● **Short exercise**
Print out the material that follows word for word.

____ Data excerpts

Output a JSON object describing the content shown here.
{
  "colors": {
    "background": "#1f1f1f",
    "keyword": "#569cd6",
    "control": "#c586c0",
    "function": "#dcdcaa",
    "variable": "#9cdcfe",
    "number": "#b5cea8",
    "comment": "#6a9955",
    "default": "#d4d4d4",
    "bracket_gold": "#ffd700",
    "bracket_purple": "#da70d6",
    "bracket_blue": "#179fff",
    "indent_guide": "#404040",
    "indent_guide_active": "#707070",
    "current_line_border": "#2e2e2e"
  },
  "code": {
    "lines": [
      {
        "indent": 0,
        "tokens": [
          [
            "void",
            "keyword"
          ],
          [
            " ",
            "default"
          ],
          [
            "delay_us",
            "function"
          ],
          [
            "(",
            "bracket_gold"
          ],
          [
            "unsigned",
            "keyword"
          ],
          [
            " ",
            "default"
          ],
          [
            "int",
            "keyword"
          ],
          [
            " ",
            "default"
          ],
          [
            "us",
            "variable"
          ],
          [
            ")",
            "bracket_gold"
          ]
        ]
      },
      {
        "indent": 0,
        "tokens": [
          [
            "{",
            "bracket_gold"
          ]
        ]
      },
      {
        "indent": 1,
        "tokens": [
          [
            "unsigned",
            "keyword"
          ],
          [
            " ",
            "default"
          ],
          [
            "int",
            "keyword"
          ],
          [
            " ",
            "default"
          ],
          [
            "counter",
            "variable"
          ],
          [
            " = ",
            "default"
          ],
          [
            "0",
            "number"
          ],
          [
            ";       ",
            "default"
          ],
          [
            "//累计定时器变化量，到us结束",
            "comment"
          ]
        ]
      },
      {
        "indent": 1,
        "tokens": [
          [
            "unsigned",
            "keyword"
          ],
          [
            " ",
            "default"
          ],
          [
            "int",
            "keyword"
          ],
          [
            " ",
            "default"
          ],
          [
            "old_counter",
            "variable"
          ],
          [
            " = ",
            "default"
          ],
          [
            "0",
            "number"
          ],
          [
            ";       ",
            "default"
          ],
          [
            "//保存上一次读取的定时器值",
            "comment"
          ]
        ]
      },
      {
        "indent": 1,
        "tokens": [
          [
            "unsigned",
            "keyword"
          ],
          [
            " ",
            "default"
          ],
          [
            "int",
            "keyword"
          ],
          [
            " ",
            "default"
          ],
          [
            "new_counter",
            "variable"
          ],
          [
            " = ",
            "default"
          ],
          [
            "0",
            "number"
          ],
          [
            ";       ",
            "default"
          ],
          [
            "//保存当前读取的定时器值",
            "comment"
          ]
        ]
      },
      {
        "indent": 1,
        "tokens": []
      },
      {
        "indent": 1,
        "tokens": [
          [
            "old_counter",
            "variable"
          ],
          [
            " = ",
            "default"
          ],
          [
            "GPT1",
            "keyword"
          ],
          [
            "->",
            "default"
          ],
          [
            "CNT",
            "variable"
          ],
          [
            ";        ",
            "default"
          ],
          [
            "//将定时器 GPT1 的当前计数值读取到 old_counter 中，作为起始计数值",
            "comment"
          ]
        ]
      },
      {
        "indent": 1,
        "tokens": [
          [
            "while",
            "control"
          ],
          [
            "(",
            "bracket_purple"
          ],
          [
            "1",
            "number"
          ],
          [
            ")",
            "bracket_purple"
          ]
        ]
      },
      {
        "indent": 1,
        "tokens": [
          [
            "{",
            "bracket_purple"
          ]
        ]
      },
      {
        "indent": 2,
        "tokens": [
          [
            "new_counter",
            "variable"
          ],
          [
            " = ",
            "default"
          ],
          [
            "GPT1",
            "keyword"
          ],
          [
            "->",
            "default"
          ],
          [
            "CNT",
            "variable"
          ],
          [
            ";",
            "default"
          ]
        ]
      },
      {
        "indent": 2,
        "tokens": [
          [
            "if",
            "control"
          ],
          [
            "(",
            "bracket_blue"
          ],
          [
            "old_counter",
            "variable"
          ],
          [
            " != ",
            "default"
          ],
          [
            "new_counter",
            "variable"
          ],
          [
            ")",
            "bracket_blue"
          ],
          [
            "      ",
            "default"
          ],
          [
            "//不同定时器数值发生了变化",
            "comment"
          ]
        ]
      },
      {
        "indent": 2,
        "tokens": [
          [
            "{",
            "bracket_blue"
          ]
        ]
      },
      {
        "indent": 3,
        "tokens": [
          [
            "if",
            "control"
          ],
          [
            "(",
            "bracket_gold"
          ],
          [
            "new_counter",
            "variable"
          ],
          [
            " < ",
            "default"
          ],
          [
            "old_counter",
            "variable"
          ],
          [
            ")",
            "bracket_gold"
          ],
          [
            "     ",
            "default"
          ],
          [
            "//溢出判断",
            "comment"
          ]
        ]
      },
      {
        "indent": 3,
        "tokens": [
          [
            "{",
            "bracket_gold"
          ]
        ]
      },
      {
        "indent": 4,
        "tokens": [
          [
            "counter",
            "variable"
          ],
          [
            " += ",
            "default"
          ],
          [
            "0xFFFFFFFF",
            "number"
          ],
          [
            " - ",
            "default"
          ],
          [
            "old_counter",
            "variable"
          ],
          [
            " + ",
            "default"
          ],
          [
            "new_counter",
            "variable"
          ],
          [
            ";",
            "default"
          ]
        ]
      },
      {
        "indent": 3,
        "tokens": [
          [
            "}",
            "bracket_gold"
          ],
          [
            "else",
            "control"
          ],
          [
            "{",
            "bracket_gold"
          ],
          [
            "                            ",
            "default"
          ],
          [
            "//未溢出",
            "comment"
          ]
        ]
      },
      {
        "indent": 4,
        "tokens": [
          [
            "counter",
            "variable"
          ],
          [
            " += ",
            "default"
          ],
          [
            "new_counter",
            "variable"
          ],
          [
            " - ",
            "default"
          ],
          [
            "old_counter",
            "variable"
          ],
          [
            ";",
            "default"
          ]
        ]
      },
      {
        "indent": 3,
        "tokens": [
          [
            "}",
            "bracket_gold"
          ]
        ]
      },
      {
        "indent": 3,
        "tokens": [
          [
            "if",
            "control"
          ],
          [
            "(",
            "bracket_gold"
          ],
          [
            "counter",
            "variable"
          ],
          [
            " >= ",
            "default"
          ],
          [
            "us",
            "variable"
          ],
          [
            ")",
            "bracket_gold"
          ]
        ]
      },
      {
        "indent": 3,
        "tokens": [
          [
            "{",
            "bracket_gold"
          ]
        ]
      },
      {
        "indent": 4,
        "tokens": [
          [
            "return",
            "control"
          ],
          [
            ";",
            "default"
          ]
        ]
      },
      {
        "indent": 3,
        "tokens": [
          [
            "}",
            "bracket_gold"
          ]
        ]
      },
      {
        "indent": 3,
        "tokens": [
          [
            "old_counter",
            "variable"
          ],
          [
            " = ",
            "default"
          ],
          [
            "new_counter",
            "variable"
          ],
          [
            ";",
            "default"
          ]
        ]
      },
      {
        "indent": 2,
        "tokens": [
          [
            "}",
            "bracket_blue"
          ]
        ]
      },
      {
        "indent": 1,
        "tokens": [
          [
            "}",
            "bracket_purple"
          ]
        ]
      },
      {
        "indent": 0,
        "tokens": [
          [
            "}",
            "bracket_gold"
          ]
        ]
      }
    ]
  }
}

________

● **Solved exercise**
Output a JSON object describing the content shown here.
{
  "colors": {
    "background": "#1f1f1f",
    "keyword": "#569cd6",
    "control": "#c586c0",
    "function": "#dcdcaa",
    "variable": "#9cdcfe",
    "number": "#b5cea8",
    "comment": "#6a9955",
    "default": "#d4d4d4",
    "bracket_gold": "#ffd700",
    "bracket_purple": "#da70d6",
    "bracket_blue": "#179fff",
    "indent_guide": "#404040",
    "indent_guide_active": "#707070",
    "current_line_border": "#2e2e2e"
  },
  "code": {
    "lines": [
      {
        "indent": 0,
        "tokens": [
          [
            "void",
            "keyword"
          ],
          [
            " ",
            "default"
          ],
          [
            "delay_us",
            "function"
          ],
          [
            "(",
            "bracket_gold"
          ],
          [
            "unsigned",
            "keyword"
          ],
          [
            " ",
            "default"
          ],
          [
            "int",
            "keyword"
          ],
          [
            " ",
            "default"
          ],
          [
            "us",
            "variable"
          ],
          [
            ")",
            "bracket_gold"
          ]
        ]
      },
      {
        "indent": 0,
        "tokens": [
          [
            "{",
            "bracket_gold"
          ]
        ]
      },
      {
        "indent": 1,
        "tokens": [
          [
            "unsigned",
            "keyword"
          ],
          [
            " ",
            "default"
          ],
          [
            "int",
            "keyword"
          ],
          [
            " ",
            "default"
          ],
          [
            "counter",
            "variable"
          ],
          [
            " = ",
            "default"
          ],
          [
            "0",
            "number"
          ],
          [
            ";       ",
            "default"
          ],
          [
            "//累计定时器变化量，到us结束",
            "comment"
          ]
        ]
      },
      {
        "indent": 1,
        "tokens": [
          [
            "unsigned",
            "keyword"
          ],
          [
            " ",
            "default"
          ],
          [
            "int",
            "keyword"
          ],
          [
            " ",
            "default"
          ],
          [
            "old_counter",
            "variable"
          ],
          [
            " = ",
            "default"
          ],
          [
            "0",
            "number"
          ],
          [
            ";       ",
            "default"
          ],
          [
            "//保存上一次读取的定时器值",
            "comment"
          ]
        ]
      },
      {
        "indent": 1,
        "tokens": [
          [
            "unsigned",
            "keyword"
          ],
          [
            " ",
            "default"
          ],
          [
            "int",
            "keyword"
          ],
          [
            " ",
            "default"
          ],
          [
            "new_counter",
            "variable"
          ],
          [
            " = ",
            "default"
          ],
          [
            "0",
            "number"
          ],
          [
            ";       ",
            "default"
          ],
          [
            "//保存当前读取的定时器值",
            "comment"
          ]
        ]
      },
      {
        "indent": 1,
        "tokens": []
      },
      {
        "indent": 1,
        "tokens": [
          [
            "old_counter",
            "variable"
          ],
          [
            " = ",
            "default"
          ],
          [
            "GPT1",
            "keyword"
          ],
          [
            "->",
            "default"
          ],
          [
            "CNT",
            "variable"
          ],
          [
            ";        ",
            "default"
          ],
          [
            "//将定时器 GPT1 的当前计数值读取到 old_counter 中，作为起始计数值",
            "comment"
          ]
        ]
      },
      {
        "indent": 1,
        "tokens": [
          [
            "while",
            "control"
          ],
          [
            "(",
            "bracket_purple"
          ],
          [
            "1",
            "number"
          ],
          [
            ")",
            "bracket_purple"
          ]
        ]
      },
      {
        "indent": 1,
        "tokens": [
          [
            "{",
            "bracket_purple"
          ]
        ]
      },
      {
        "indent": 2,
        "tokens": [
          [
            "new_counter",
            "variable"
          ],
          [
            " = ",
            "default"
          ],
          [
            "GPT1",
            "keyword"
          ],
          [
            "->",
            "default"
          ],
          [
            "CNT",
            "variable"
          ],
          [
            ";",
            "default"
          ]
        ]
      },
      {
        "indent": 2,
        "tokens": [
          [
            "if",
            "control"
          ],
          [
            "(",
            "bracket_blue"
          ],
          [
            "old_counter",
            "variable"
          ],
          [
            " != ",
            "default"
          ],
          [
            "new_counter",
            "variable"
          ],
          [
            ")",
            "bracket_blue"
          ],
          [
            "      ",
            "default"
          ],
          [
            "//不同定时器数值发生了变化",
            "comment"
          ]
        ]
      },
      {
        "indent": 2,
        "tokens": [
          [
            "{",
            "bracket_blue"
          ]
        ]
      },
      {
        "indent": 3,
        "tokens": [
          [
            "if",
            "control"
          ],
          [
            "(",
            "bracket_gold"
          ],
          [
            "new_counter",
            "variable"
          ],
          [
            " < ",
            "default"
          ],
          [
            "old_counter",
            "variable"
          ],
          [
            ")",
            "bracket_gold"
          ],
          [
            "     ",
            "default"
          ],
          [
            "//溢出判断",
            "comment"
          ]
        ]
      },
      {
        "indent": 3,
        "tokens": [
          [
            "{",
            "bracket_gold"
          ]
        ]
      },
      {
        "indent": 4,
        "tokens": [
          [
            "counter",
            "variable"
          ],
          [
            " += ",
            "default"
          ],
          [
            "0xFFFFFFFF",
            "number"
          ],
          [
            " - ",
            "default"
          ],
          [
            "old_counter",
            "variable"
          ],
          [
            " + ",
            "default"
          ],
          [
            "new_counter",
            "variable"
          ],
          [
            ";",
            "default"
          ]
        ]
      },
      {
        "indent": 3,
        "tokens": [
          [
            "}",
            "bracket_gold"
          ],
          [
            "else",
            "control"
          ],
          [
            "{",
            "bracket_gold"
          ],
          [
            "                            ",
            "default"
          ],
          [
            "//未溢出",
            "comment"
          ]
        ]
      },
      {
        "indent": 4,
        "tokens": [
          [
            "counter",
            "variable"
          ],
          [
            " += ",
            "default"
          ],
          [
            "new_counter",
            "variable"
          ],
          [
            " - ",
            "default"
          ],
          [
            "old_counter",
            "variable"
          ],
          [
            ";",
            "default"
          ]
        ]
      },
      {
        "indent": 3,
        "tokens": [
          [
            "}",
            "bracket_gold"
          ]
        ]
      },
      {
        "indent": 3,
        "tokens": [
          [
            "if",
            "control"
          ],
          [
            "(",
            "bracket_gold"
          ],
          [
            "counter",
            "variable"
          ],
          [
            " >= ",
            "default"
          ],
          [
            "us",
            "variable"
          ],
          [
            ")",
            "bracket_gold"
          ]
        ]
      },
      {
        "indent": 3,
        "tokens": [
          [
            "{",
            "bracket_gold"
          ]
        ]
      },
      {
        "indent": 4,
        "tokens": [
          [
            "return",
            "control"
          ],
          [
            ";",
            "default"
          ]
        ]
      },
      {
        "indent": 3,
        "tokens": [
          [
            "}",
            "bracket_gold"
          ]
        ]
      },
      {
        "indent": 3,
        "tokens": [
          [
            "old_counter",
            "variable"
          ],
          [
            " = ",
            "default"
          ],
          [
            "new_counter",
            "variable"
          ],
          [
            ";",
            "default"
          ]
        ]
      },
      {
        "indent": 2,
        "tokens": [
          [
            "}",
            "bracket_blue"
          ]
        ]
      },
      {
        "indent": 1,
        "tokens": [
          [
            "}",
            "bracket_purple"
          ]
        ]
      },
      {
        "indent": 0,
        "tokens": [
          [
            "}",
            "bracket_gold"
          ]
        ]
      }
    ]
  }
}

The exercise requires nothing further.